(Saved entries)
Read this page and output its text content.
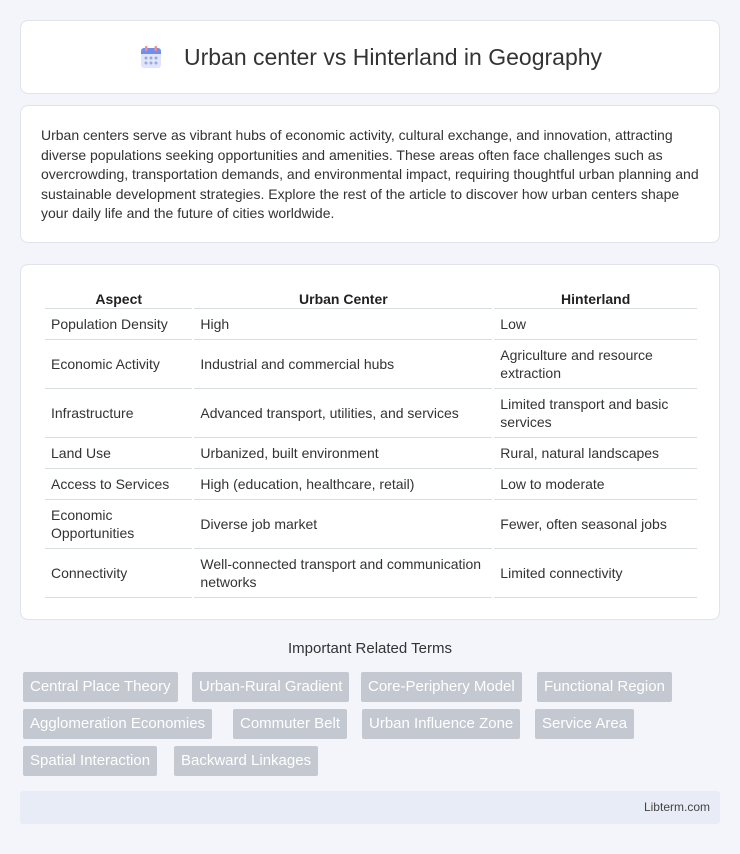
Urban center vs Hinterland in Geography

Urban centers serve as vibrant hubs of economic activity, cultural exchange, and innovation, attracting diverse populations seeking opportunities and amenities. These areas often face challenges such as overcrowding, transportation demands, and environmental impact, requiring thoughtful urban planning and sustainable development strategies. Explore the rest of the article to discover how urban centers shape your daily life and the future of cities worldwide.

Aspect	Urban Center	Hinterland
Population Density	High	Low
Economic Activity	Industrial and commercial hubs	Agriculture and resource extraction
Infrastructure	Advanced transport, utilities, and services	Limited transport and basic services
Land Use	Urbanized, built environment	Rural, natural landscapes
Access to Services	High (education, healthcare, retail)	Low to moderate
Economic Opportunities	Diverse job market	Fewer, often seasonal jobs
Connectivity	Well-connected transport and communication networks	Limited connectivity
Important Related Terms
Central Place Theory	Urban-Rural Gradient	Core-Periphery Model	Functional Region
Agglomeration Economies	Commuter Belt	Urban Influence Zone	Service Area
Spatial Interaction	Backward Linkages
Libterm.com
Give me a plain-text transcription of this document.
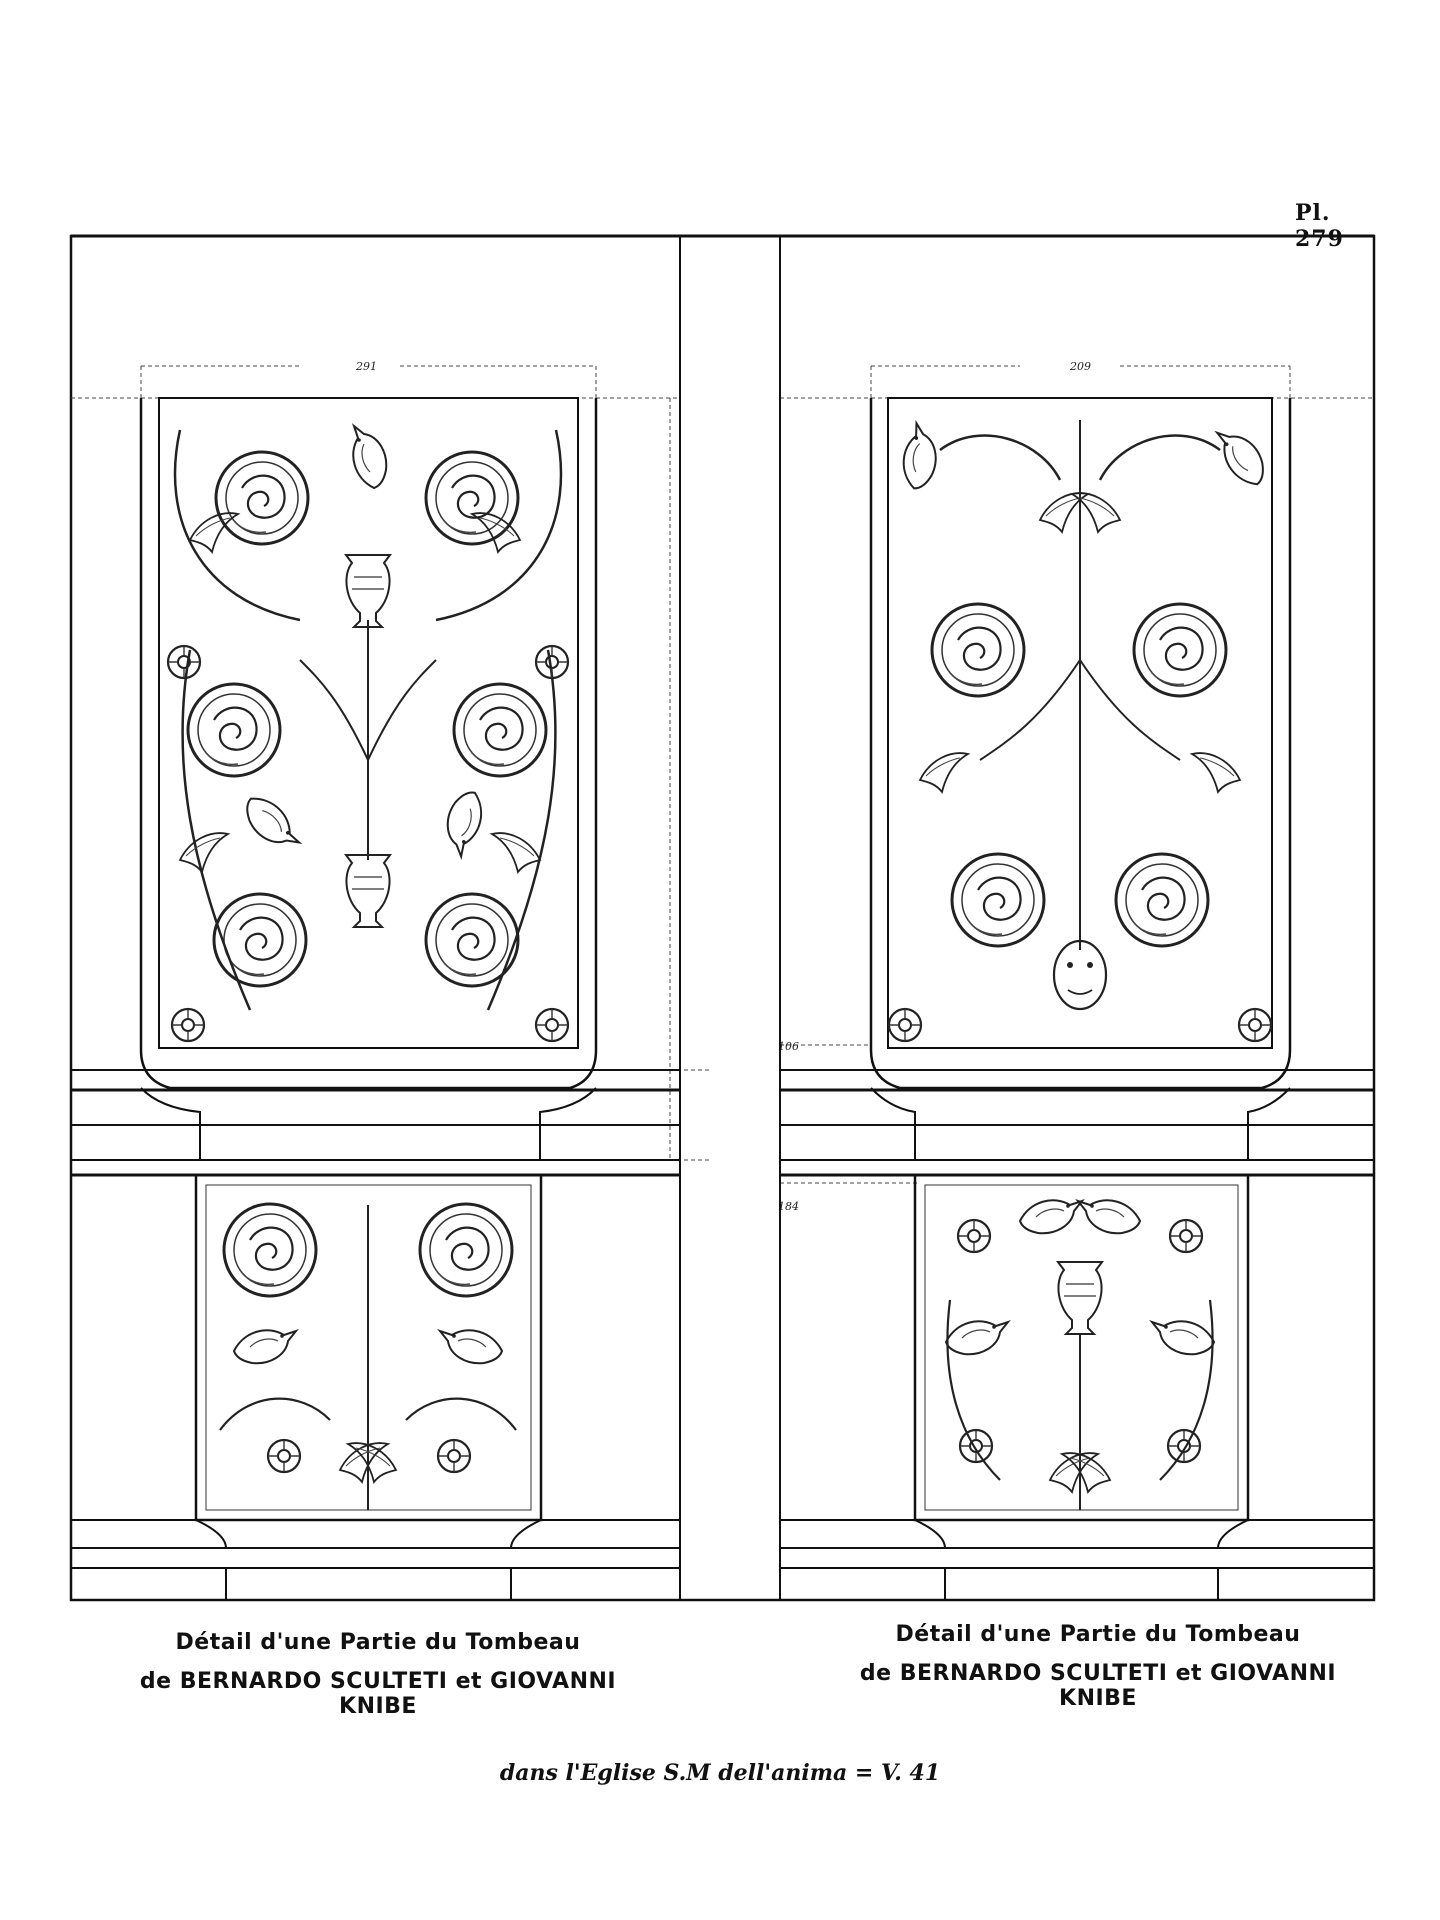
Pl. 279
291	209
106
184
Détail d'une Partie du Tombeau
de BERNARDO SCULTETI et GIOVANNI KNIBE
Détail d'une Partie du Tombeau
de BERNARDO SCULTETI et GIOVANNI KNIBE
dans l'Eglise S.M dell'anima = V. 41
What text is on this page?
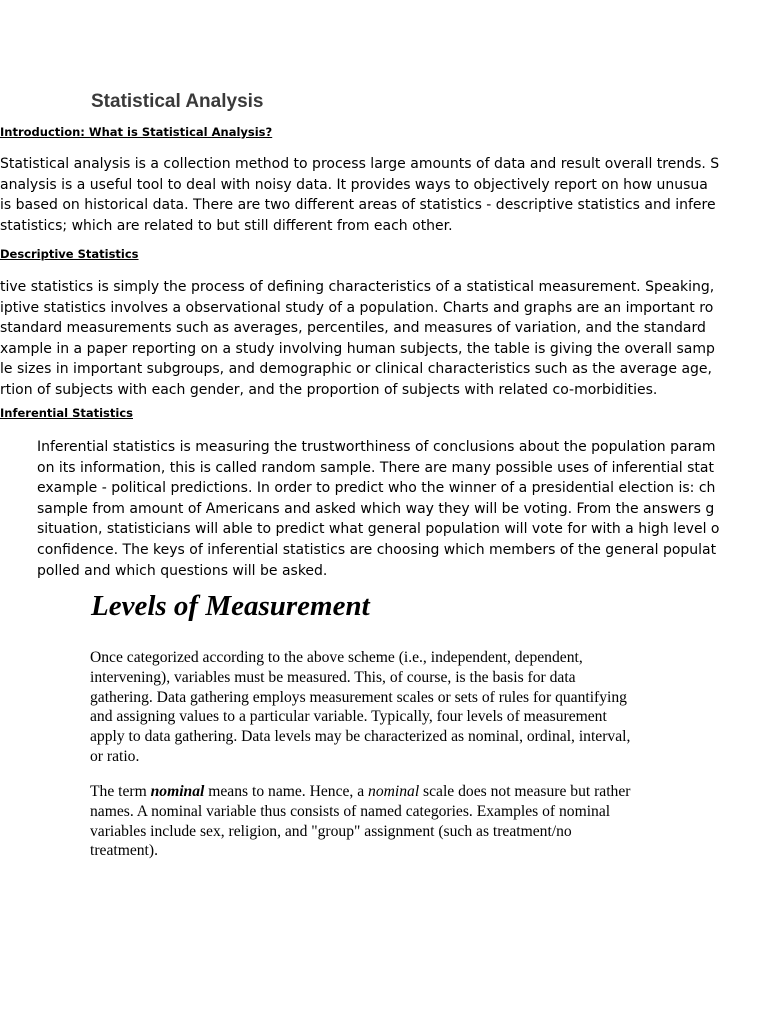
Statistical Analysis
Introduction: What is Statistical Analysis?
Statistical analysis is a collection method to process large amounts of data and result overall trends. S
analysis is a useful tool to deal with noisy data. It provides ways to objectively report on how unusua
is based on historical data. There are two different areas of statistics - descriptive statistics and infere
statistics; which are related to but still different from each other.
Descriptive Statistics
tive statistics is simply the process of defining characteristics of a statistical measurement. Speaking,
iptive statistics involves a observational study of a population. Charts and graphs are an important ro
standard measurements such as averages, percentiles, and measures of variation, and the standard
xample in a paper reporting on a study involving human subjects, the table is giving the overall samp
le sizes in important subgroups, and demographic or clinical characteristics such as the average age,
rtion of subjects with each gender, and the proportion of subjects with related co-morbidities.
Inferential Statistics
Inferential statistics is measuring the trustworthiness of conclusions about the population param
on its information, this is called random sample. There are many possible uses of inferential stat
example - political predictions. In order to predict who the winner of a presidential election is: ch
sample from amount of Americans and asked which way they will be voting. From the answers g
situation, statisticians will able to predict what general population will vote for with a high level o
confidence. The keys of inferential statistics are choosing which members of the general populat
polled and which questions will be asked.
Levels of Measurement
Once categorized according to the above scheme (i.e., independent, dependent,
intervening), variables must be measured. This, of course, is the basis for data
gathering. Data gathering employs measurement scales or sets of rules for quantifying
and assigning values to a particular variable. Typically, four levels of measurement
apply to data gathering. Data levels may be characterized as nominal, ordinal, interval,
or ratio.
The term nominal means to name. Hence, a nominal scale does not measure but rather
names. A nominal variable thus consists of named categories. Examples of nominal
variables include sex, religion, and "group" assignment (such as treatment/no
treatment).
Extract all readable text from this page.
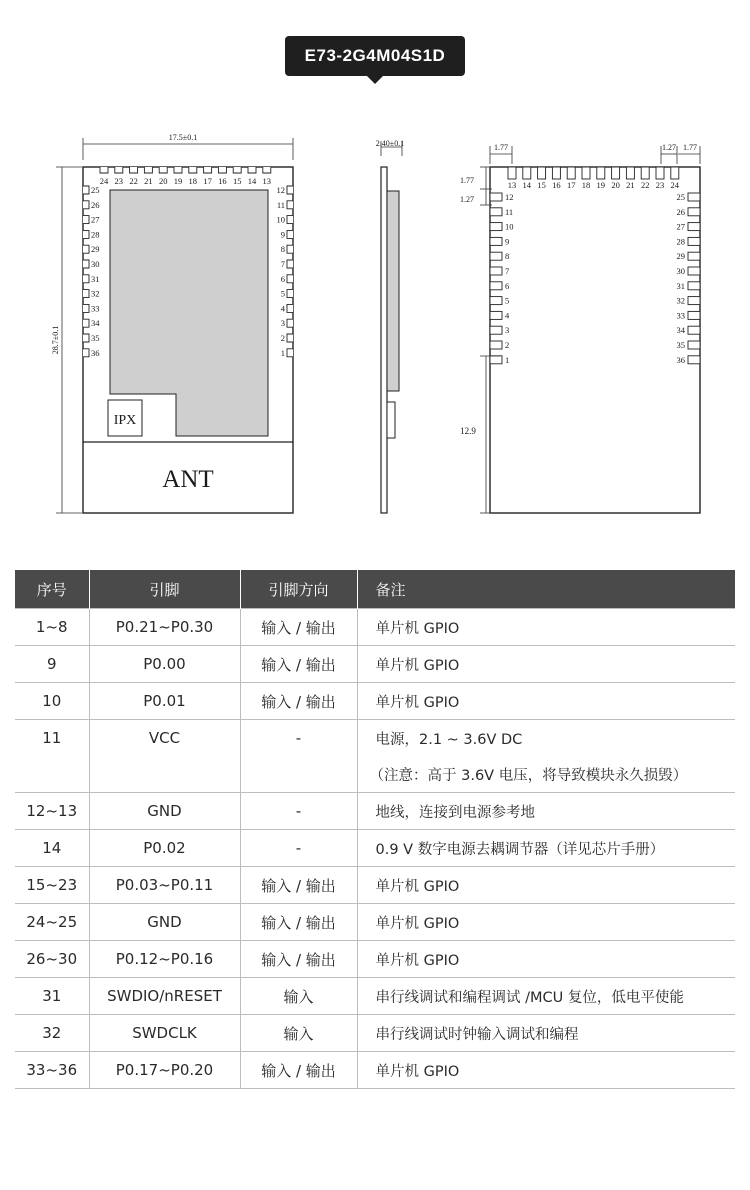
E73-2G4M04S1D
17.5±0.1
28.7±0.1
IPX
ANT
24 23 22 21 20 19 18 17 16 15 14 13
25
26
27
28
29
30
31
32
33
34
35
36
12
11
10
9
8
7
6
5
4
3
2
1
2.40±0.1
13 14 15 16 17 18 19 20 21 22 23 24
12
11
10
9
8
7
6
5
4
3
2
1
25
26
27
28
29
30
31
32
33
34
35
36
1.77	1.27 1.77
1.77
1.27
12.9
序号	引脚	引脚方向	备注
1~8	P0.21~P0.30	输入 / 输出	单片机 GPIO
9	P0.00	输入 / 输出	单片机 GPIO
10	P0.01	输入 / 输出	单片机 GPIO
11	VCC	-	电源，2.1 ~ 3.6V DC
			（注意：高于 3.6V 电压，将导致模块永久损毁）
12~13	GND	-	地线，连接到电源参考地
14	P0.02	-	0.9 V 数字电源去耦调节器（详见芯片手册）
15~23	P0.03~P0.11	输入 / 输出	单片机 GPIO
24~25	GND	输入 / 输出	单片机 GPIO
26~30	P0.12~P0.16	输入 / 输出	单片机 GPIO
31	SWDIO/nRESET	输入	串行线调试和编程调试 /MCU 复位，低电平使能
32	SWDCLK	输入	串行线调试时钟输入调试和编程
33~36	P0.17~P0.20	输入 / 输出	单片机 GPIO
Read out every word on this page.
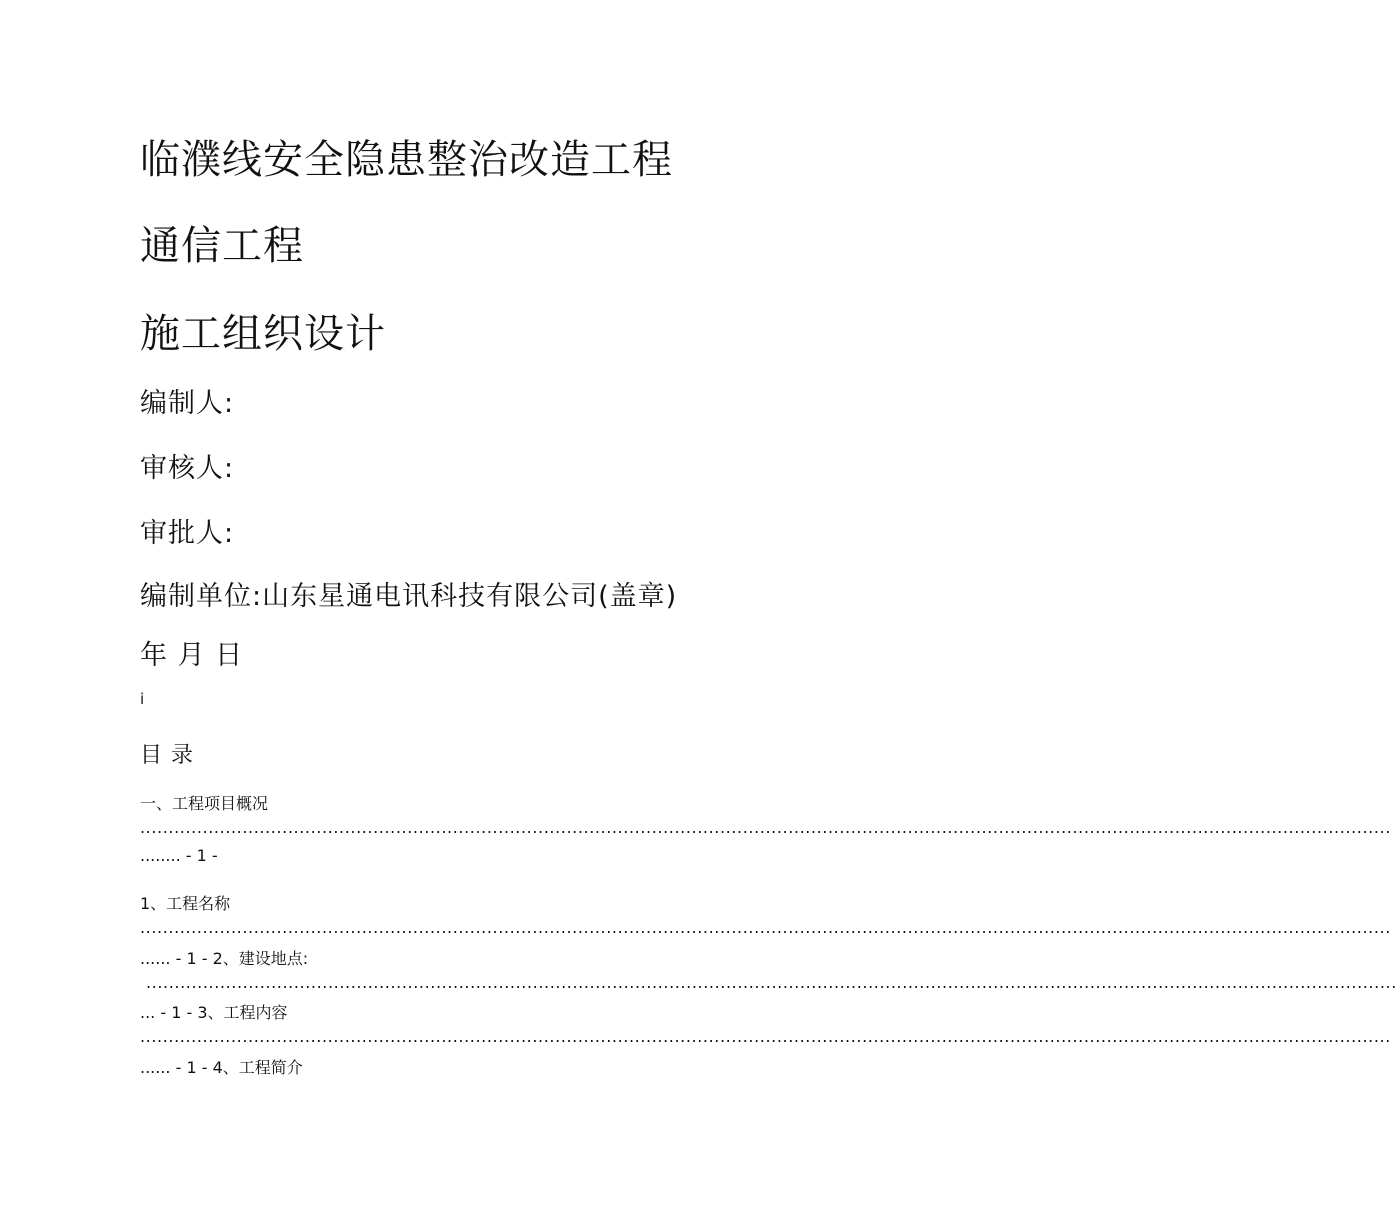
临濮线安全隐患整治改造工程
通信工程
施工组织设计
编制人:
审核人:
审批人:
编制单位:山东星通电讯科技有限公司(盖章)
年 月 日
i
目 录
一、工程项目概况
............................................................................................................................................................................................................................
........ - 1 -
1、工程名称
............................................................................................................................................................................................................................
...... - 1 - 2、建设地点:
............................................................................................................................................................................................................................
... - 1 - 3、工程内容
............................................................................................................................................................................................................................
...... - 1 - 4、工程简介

§ **INSTRUCTIONS TO FOLLOW**
Track down all lines above with the string "text" and copy them.

§ **OUTPUT FOR THIS TASK**
Read this page and output its text content.
Give me a plain-text transcription of this document.
What text is on this page?
Extract all readable text from this page.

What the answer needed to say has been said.